Problem details:
Go through the listing and pick out each line with the word "intermitencia" in it.

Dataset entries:

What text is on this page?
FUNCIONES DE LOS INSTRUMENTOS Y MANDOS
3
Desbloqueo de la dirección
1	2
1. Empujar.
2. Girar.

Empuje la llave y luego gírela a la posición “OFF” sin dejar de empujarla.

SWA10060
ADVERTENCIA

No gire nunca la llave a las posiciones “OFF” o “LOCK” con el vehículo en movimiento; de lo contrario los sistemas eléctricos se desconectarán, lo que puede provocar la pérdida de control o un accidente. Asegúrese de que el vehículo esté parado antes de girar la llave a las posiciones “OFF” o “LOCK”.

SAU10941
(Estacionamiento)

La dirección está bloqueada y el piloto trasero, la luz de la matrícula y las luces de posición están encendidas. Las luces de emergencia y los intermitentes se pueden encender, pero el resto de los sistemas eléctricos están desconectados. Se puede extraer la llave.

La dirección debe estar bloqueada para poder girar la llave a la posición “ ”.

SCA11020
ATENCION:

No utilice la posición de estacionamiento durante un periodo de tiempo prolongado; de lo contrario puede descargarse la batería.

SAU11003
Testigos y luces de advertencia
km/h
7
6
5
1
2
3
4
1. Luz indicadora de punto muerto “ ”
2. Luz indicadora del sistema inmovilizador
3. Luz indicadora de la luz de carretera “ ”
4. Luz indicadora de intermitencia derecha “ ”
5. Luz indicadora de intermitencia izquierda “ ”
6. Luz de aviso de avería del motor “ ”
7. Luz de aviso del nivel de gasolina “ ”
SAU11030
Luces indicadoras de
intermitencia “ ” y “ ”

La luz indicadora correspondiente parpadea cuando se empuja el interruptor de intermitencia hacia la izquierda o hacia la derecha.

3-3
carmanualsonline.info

Full output:
4. Luz indicadora de intermitencia derecha “ ”
5. Luz indicadora de intermitencia izquierda “ ”
intermitencia “ ” y “ ”
La luz indicadora correspondiente parpadea cuando se empuja el interruptor de intermitencia hacia la izquierda o hacia la derecha.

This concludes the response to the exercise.